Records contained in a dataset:
○ ○ ○ ○ ○ ○ ○
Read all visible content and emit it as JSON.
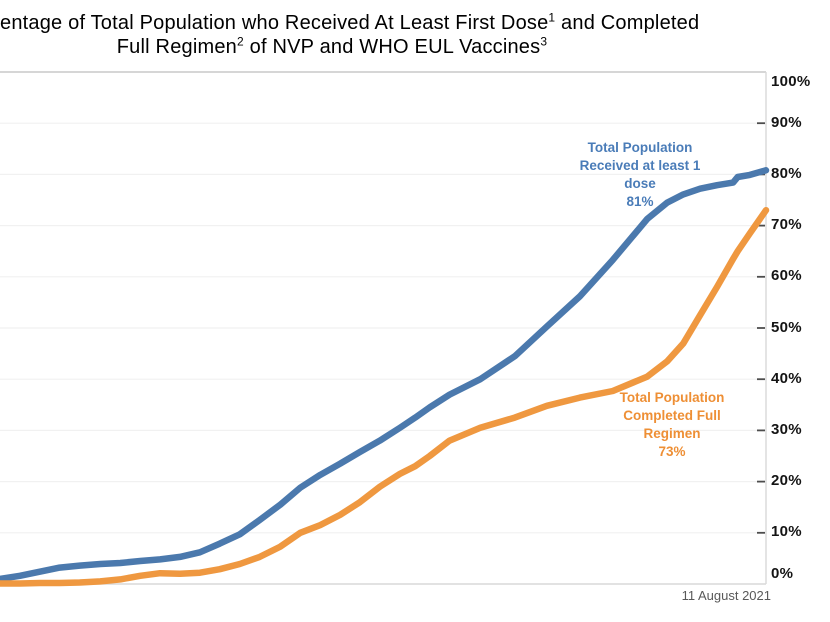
{
  "title": {
    "line1_text": "entage of Total Population who Received At Least First Dose",
    "line1_sup": "1",
    "line1_tail": " and Completed",
    "line2_text": "Full Regimen",
    "line2_sup": "2",
    "line2_mid": "  of NVP and WHO EUL Vaccines",
    "line2_sup2": "3"
  },
  "chart_data": {
    "type": "line",
    "title": "entage of Total Population who Received At Least First Dose1 and Completed Full Regimen2 of NVP and WHO EUL Vaccines3",
    "xlabel": "",
    "ylabel": "",
    "ylim": [
      0,
      100
    ],
    "grid": true,
    "legend": "none (inline text annotations beside each line)",
    "y_tick_labels": [
      "0%",
      "10%",
      "20%",
      "30%",
      "40%",
      "50%",
      "60%",
      "70%",
      "80%",
      "90%",
      "100%"
    ],
    "date_label": "11 August 2021",
    "x_percent_of_width": [
      0,
      2.6,
      5.2,
      7.8,
      10.4,
      13.1,
      15.7,
      18.3,
      20.9,
      23.5,
      26.1,
      28.7,
      31.3,
      33.9,
      36.6,
      39.2,
      41.8,
      44.4,
      47.0,
      49.6,
      52.2,
      54.2,
      56.1,
      58.7,
      62.7,
      67.2,
      71.4,
      75.7,
      80.0,
      84.5,
      87.1,
      89.2,
      91.4,
      93.6,
      95.7,
      96.3,
      97.9,
      100
    ],
    "series": [
      {
        "name": "Total Population Received at least 1 dose",
        "final_label": "81%",
        "color": "#4B79AD",
        "values": [
          1.0,
          1.6,
          2.4,
          3.2,
          3.6,
          3.9,
          4.1,
          4.5,
          4.8,
          5.3,
          6.2,
          7.9,
          9.7,
          12.5,
          15.5,
          18.8,
          21.3,
          23.5,
          25.8,
          28.0,
          30.5,
          32.5,
          34.5,
          37.0,
          40.0,
          44.5,
          50.3,
          56.2,
          63.3,
          71.3,
          74.5,
          76.1,
          77.2,
          77.9,
          78.4,
          79.5,
          79.9,
          80.8
        ]
      },
      {
        "name": "Total Population Completed Full Regimen",
        "final_label": "73%",
        "color": "#EF9840",
        "values": [
          0.1,
          0.1,
          0.2,
          0.2,
          0.3,
          0.5,
          0.9,
          1.6,
          2.1,
          2.0,
          2.2,
          2.9,
          3.9,
          5.3,
          7.3,
          10.0,
          11.5,
          13.5,
          16.0,
          19.0,
          21.5,
          23.0,
          25.0,
          28.0,
          30.5,
          32.5,
          34.8,
          36.4,
          37.7,
          40.5,
          43.5,
          47.0,
          52.5,
          58.0,
          63.5,
          65.0,
          68.5,
          73.0
        ]
      }
    ]
  },
  "annotations": {
    "first_dose": {
      "lines": [
        "Total Population",
        "Received at least 1",
        "dose",
        "81%"
      ],
      "color": "#4A7CB8"
    },
    "full_regimen": {
      "lines": [
        "Total Population",
        "Completed Full",
        "Regimen",
        "73%"
      ],
      "color": "#EE8F35"
    }
  },
  "footer": {
    "date": "11 August 2021"
  },
  "colors": {
    "blue_line": "#4B79AD",
    "orange_line": "#EF9840",
    "gridline": "#F1F1F1",
    "top_border": "#C9C9C9",
    "axis_line": "#D9D9D9",
    "tick": "#4D4D4D",
    "tick_label": "#141414",
    "date_text": "#595959"
  }
}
○ ○ ○ ○ ○ ○ ○
Exclude all images and restate the records above word for word.

Read all visible content and emit it as JSON.
{
  "title": {
    "line1_text": "entage of Total Population who Received At Least First Dose",
    "line1_sup": "1",
    "line1_tail": " and Completed",
    "line2_text": "Full Regimen",
    "line2_sup": "2",
    "line2_mid": "  of NVP and WHO EUL Vaccines",
    "line2_sup2": "3"
  },
  "chart_data": {
    "type": "line",
    "title": "entage of Total Population who Received At Least First Dose1 and Completed Full Regimen2 of NVP and WHO EUL Vaccines3",
    "xlabel": "",
    "ylabel": "",
    "ylim": [
      0,
      100
    ],
    "grid": true,
    "legend": "none (inline text annotations beside each line)",
    "y_tick_labels": [
      "0%",
      "10%",
      "20%",
      "30%",
      "40%",
      "50%",
      "60%",
      "70%",
      "80%",
      "90%",
      "100%"
    ],
    "date_label": "11 August 2021",
    "x_percent_of_width": [
      0,
      2.6,
      5.2,
      7.8,
      10.4,
      13.1,
      15.7,
      18.3,
      20.9,
      23.5,
      26.1,
      28.7,
      31.3,
      33.9,
      36.6,
      39.2,
      41.8,
      44.4,
      47.0,
      49.6,
      52.2,
      54.2,
      56.1,
      58.7,
      62.7,
      67.2,
      71.4,
      75.7,
      80.0,
      84.5,
      87.1,
      89.2,
      91.4,
      93.6,
      95.7,
      96.3,
      97.9,
      100
    ],
    "series": [
      {
        "name": "Total Population Received at least 1 dose",
        "final_label": "81%",
        "color": "#4B79AD",
        "values": [
          1.0,
          1.6,
          2.4,
          3.2,
          3.6,
          3.9,
          4.1,
          4.5,
          4.8,
          5.3,
          6.2,
          7.9,
          9.7,
          12.5,
          15.5,
          18.8,
          21.3,
          23.5,
          25.8,
          28.0,
          30.5,
          32.5,
          34.5,
          37.0,
          40.0,
          44.5,
          50.3,
          56.2,
          63.3,
          71.3,
          74.5,
          76.1,
          77.2,
          77.9,
          78.4,
          79.5,
          79.9,
          80.8
        ]
      },
      {
        "name": "Total Population Completed Full Regimen",
        "final_label": "73%",
        "color": "#EF9840",
        "values": [
          0.1,
          0.1,
          0.2,
          0.2,
          0.3,
          0.5,
          0.9,
          1.6,
          2.1,
          2.0,
          2.2,
          2.9,
          3.9,
          5.3,
          7.3,
          10.0,
          11.5,
          13.5,
          16.0,
          19.0,
          21.5,
          23.0,
          25.0,
          28.0,
          30.5,
          32.5,
          34.8,
          36.4,
          37.7,
          40.5,
          43.5,
          47.0,
          52.5,
          58.0,
          63.5,
          65.0,
          68.5,
          73.0
        ]
      }
    ]
  },
  "annotations": {
    "first_dose": {
      "lines": [
        "Total Population",
        "Received at least 1",
        "dose",
        "81%"
      ],
      "color": "#4A7CB8"
    },
    "full_regimen": {
      "lines": [
        "Total Population",
        "Completed Full",
        "Regimen",
        "73%"
      ],
      "color": "#EE8F35"
    }
  },
  "footer": {
    "date": "11 August 2021"
  },
  "colors": {
    "blue_line": "#4B79AD",
    "orange_line": "#EF9840",
    "gridline": "#F1F1F1",
    "top_border": "#C9C9C9",
    "axis_line": "#D9D9D9",
    "tick": "#4D4D4D",
    "tick_label": "#141414",
    "date_text": "#595959"
  }
}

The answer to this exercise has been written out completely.